§ **Your objective**
Transcribe each line of the material as it is, and drop any picture.

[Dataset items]
++++++

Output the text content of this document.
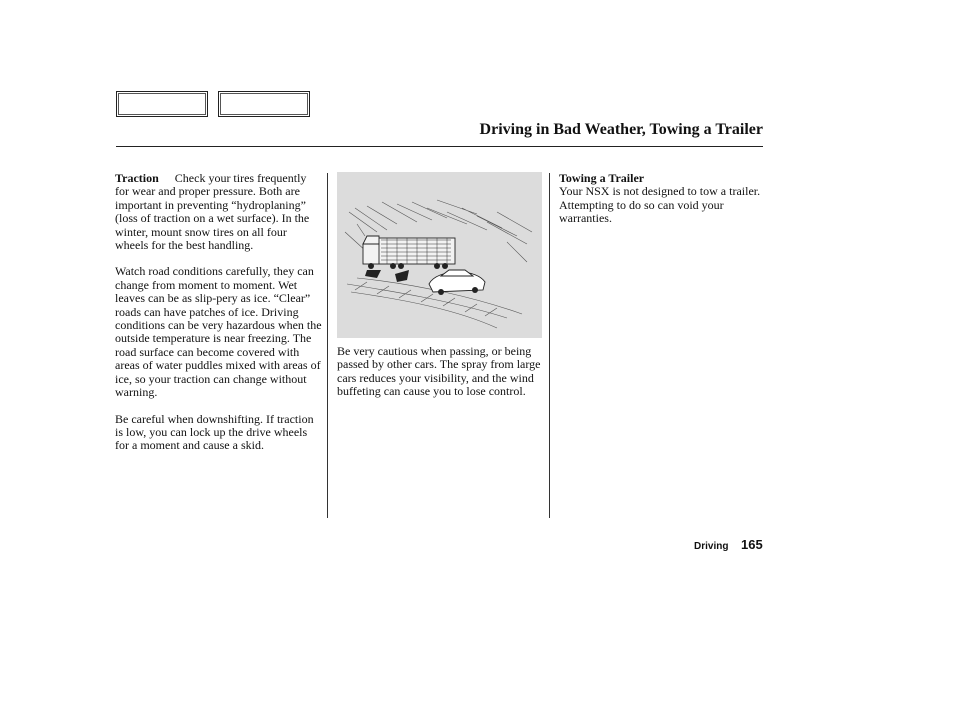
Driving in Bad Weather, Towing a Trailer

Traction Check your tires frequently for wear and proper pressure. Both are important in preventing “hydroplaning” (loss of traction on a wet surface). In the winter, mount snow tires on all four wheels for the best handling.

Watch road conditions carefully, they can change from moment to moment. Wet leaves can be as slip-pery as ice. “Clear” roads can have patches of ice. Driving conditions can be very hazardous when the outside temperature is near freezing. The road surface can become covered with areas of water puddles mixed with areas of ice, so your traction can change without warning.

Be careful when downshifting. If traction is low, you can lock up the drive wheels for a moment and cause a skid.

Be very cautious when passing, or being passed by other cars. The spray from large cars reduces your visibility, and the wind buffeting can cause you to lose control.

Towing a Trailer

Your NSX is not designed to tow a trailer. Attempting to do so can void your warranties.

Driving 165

++++++

§ **Task response**
Output the text content of this document.
Driving in Bad Weather, Towing a Trailer

Traction Check your tires frequently for wear and proper pressure. Both are important in preventing “hydroplaning” (loss of traction on a wet surface). In the winter, mount snow tires on all four wheels for the best handling.

Watch road conditions carefully, they can change from moment to moment. Wet leaves can be as slip-pery as ice. “Clear” roads can have patches of ice. Driving conditions can be very hazardous when the outside temperature is near freezing. The road surface can become covered with areas of water puddles mixed with areas of ice, so your traction can change without warning.

Be careful when downshifting. If traction is low, you can lock up the drive wheels for a moment and cause a skid.

Be very cautious when passing, or being passed by other cars. The spray from large cars reduces your visibility, and the wind buffeting can cause you to lose control.

Towing a Trailer

Your NSX is not designed to tow a trailer. Attempting to do so can void your warranties.

Driving 165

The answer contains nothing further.